→ Challenge: Reproduce every entry below precisely. Pictures are excluded from the copy.

→ Supplied records:
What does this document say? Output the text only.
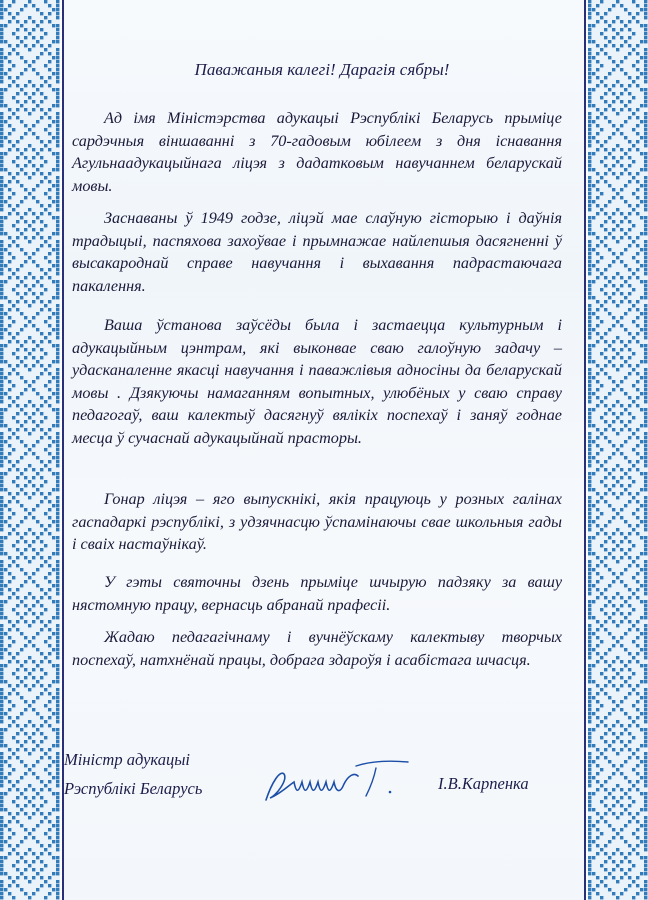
Паважаныя калегі! Дарагія сябры!

Ад імя Міністэрства адукацыі Рэспублікі Беларусь прыміце сардэчныя віншаванні з 70-гадовым юбілеем з дня існавання Агульнаадукацыйнага ліцэя з дадатковым навучаннем беларускай мовы.

Заснаваны ў 1949 годзе, ліцэй мае слаўную гісторыю і даўнія традыцыі, паспяхова захоўвае і прымнажае найлепшыя дасягненні ў высакароднай справе навучання і выхавання падрастаючага пакалення.

Ваша ўстанова заўсёды была і застаецца культурным і адукацыйным цэнтрам, які выконвае сваю галоўную задачу – удасканаленне якасці навучання і паважлівыя адносіны да беларускай мовы . Дзякуючы намаганням вопытных, улюбёных у сваю справу педагогаў, ваш калектыў дасягнуў вялікіх поспехаў і заняў годнае месца ў сучаснай адукацыйнай прасторы.

Гонар ліцэя – яго выпускнікі, якія працуюць у розных галінах гаспадаркі рэспублікі, з удзячнасцю ўспамінаючы свае школьныя гады і сваіх настаўнікаў.

У гэты святочны дзень прыміце шчырую падзяку за вашу нястомную працу, вернасць абранай прафесіі.

Жадаю педагагічнаму і вучнёўскаму калектыву творчых поспехаў, натхнёнай працы, добрага здароўя і асабістага шчасця.

Міністр адукацыі
Рэспублікі Беларусь	І.В.Карпенка
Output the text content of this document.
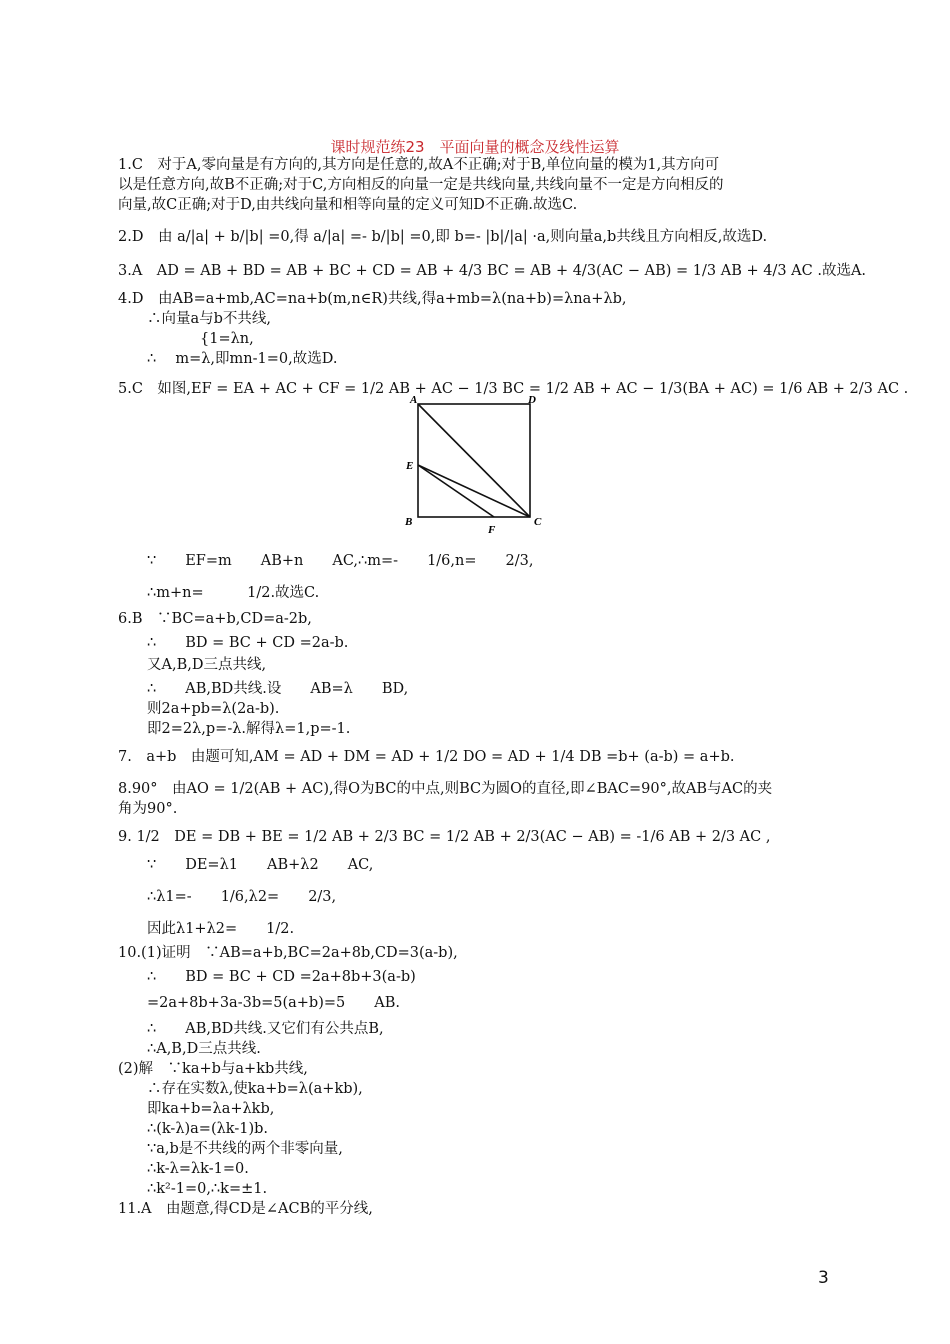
课时规范练23　平面向量的概念及线性运算
1.C　对于A,零向量是有方向的,其方向是任意的,故A不正确;对于B,单位向量的模为1,其方向可
以是任意方向,故B不正确;对于C,方向相反的向量一定是共线向量,共线向量不一定是方向相反的
向量,故C正确;对于D,由共线向量和相等向量的定义可知D不正确.故选C.
2.D　由 a/|a| + b/|b| =0,得 a/|a| =- b/|b| =0,即 b=- |b|/|a| ·a,则向量a,b共线且方向相反,故选D.
3.A　AD = AB + BD = AB + BC + CD = AB + 4/3 BC = AB + 4/3(AC − AB) = 1/3 AB + 4/3 AC .故选A.
4.D　由AB=a+mb,AC=na+b(m,n∈R)共线,得a+mb=λ(na+b)=λna+λb,
∴向量a与b不共线,
{1=λn,
∴　 m=λ,即mn-1=0,故选D.
5.C　如图,EF = EA + AC + CF = 1/2 AB + AC − 1/3 BC = 1/2 AB + AC − 1/3(BA + AC) = 1/6 AB + 2/3 AC .
∵　　EF=m　　AB+n　　AC,∴m=-　　1/6,n=　　2/3,
∴m+n=　　　1/2.故选C.
6.B　∵BC=a+b,CD=a-2b,
∴　　BD = BC + CD =2a-b.
又A,B,D三点共线,
∴　　AB,BD共线.设　　AB=λ　　BD,
则2a+pb=λ(2a-b).
即2=2λ,p=-λ.解得λ=1,p=-1.
7.　a+b　由题可知,AM = AD + DM = AD + 1/2 DO = AD + 1/4 DB =b+ (a-b) = a+b.
8.90°　由AO = 1/2(AB + AC),得O为BC的中点,则BC为圆O的直径,即∠BAC=90°,故AB与AC的夹
角为90°.
9. 1/2　DE = DB + BE = 1/2 AB + 2/3 BC = 1/2 AB + 2/3(AC − AB) = -1/6 AB + 2/3 AC ,
∵　　DE=λ1　　AB+λ2　　AC,
∴λ1=-　　1/6,λ2=　　2/3,
因此λ1+λ2=　　1/2.
10.(1)证明　∵AB=a+b,BC=2a+8b,CD=3(a-b),
∴　　BD = BC + CD =2a+8b+3(a-b)
=2a+8b+3a-3b=5(a+b)=5　　AB.
∴　　AB,BD共线.又它们有公共点B,
∴A,B,D三点共线.
(2)解　∵ka+b与a+kb共线,
∴存在实数λ,使ka+b=λ(a+kb),
即ka+b=λa+λkb,
∴(k-λ)a=(λk-1)b.
∵a,b是不共线的两个非零向量,
∴k-λ=λk-1=0.
∴k²-1=0,∴k=±1.
11.A　由题意,得CD是∠ACB的平分线,
A	D
E
B
F
C
3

→ Written solution:
What does this document say? Output the text only.
Паважаныя калегі! Дарагія сябры!

Ад імя Міністэрства адукацыі Рэспублікі Беларусь прыміце сардэчныя віншаванні з 70-гадовым юбілеем з дня існавання Агульнаадукацыйнага ліцэя з дадатковым навучаннем беларускай мовы.

Заснаваны ў 1949 годзе, ліцэй мае слаўную гісторыю і даўнія традыцыі, паспяхова захоўвае і прымнажае найлепшыя дасягненні ў высакароднай справе навучання і выхавання падрастаючага пакалення.

Ваша ўстанова заўсёды была і застаецца культурным і адукацыйным цэнтрам, які выконвае сваю галоўную задачу – удасканаленне якасці навучання і паважлівыя адносіны да беларускай мовы . Дзякуючы намаганням вопытных, улюбёных у сваю справу педагогаў, ваш калектыў дасягнуў вялікіх поспехаў і заняў годнае месца ў сучаснай адукацыйнай прасторы.

Гонар ліцэя – яго выпускнікі, якія працуюць у розных галінах гаспадаркі рэспублікі, з удзячнасцю ўспамінаючы свае школьныя гады і сваіх настаўнікаў.

У гэты святочны дзень прыміце шчырую падзяку за вашу нястомную працу, вернасць абранай прафесіі.

Жадаю педагагічнаму і вучнёўскаму калектыву творчых поспехаў, натхнёнай працы, добрага здароўя і асабістага шчасця.

Міністр адукацыі
Рэспублікі Беларусь	І.В.Карпенка
Output the text content of this document.
课时规范练23　平面向量的概念及线性运算
1.C　对于A,零向量是有方向的,其方向是任意的,故A不正确;对于B,单位向量的模为1,其方向可
以是任意方向,故B不正确;对于C,方向相反的向量一定是共线向量,共线向量不一定是方向相反的
向量,故C正确;对于D,由共线向量和相等向量的定义可知D不正确.故选C.
2.D　由 a/|a| + b/|b| =0,得 a/|a| =- b/|b| =0,即 b=- |b|/|a| ·a,则向量a,b共线且方向相反,故选D.
3.A　AD = AB + BD = AB + BC + CD = AB + 4/3 BC = AB + 4/3(AC − AB) = 1/3 AB + 4/3 AC .故选A.
4.D　由AB=a+mb,AC=na+b(m,n∈R)共线,得a+mb=λ(na+b)=λna+λb,
∴向量a与b不共线,
{1=λn,
∴　 m=λ,即mn-1=0,故选D.
5.C　如图,EF = EA + AC + CF = 1/2 AB + AC − 1/3 BC = 1/2 AB + AC − 1/3(BA + AC) = 1/6 AB + 2/3 AC .
∵　　EF=m　　AB+n　　AC,∴m=-　　1/6,n=　　2/3,
∴m+n=　　　1/2.故选C.
6.B　∵BC=a+b,CD=a-2b,
∴　　BD = BC + CD =2a-b.
又A,B,D三点共线,
∴　　AB,BD共线.设　　AB=λ　　BD,
则2a+pb=λ(2a-b).
即2=2λ,p=-λ.解得λ=1,p=-1.
7.　a+b　由题可知,AM = AD + DM = AD + 1/2 DO = AD + 1/4 DB =b+ (a-b) = a+b.
8.90°　由AO = 1/2(AB + AC),得O为BC的中点,则BC为圆O的直径,即∠BAC=90°,故AB与AC的夹
角为90°.
9. 1/2　DE = DB + BE = 1/2 AB + 2/3 BC = 1/2 AB + 2/3(AC − AB) = -1/6 AB + 2/3 AC ,
∵　　DE=λ1　　AB+λ2　　AC,
∴λ1=-　　1/6,λ2=　　2/3,
因此λ1+λ2=　　1/2.
10.(1)证明　∵AB=a+b,BC=2a+8b,CD=3(a-b),
∴　　BD = BC + CD =2a+8b+3(a-b)
=2a+8b+3a-3b=5(a+b)=5　　AB.
∴　　AB,BD共线.又它们有公共点B,
∴A,B,D三点共线.
(2)解　∵ka+b与a+kb共线,
∴存在实数λ,使ka+b=λ(a+kb),
即ka+b=λa+λkb,
∴(k-λ)a=(λk-1)b.
∵a,b是不共线的两个非零向量,
∴k-λ=λk-1=0.
∴k²-1=0,∴k=±1.
11.A　由题意,得CD是∠ACB的平分线,
A	D
E
B
F
C
3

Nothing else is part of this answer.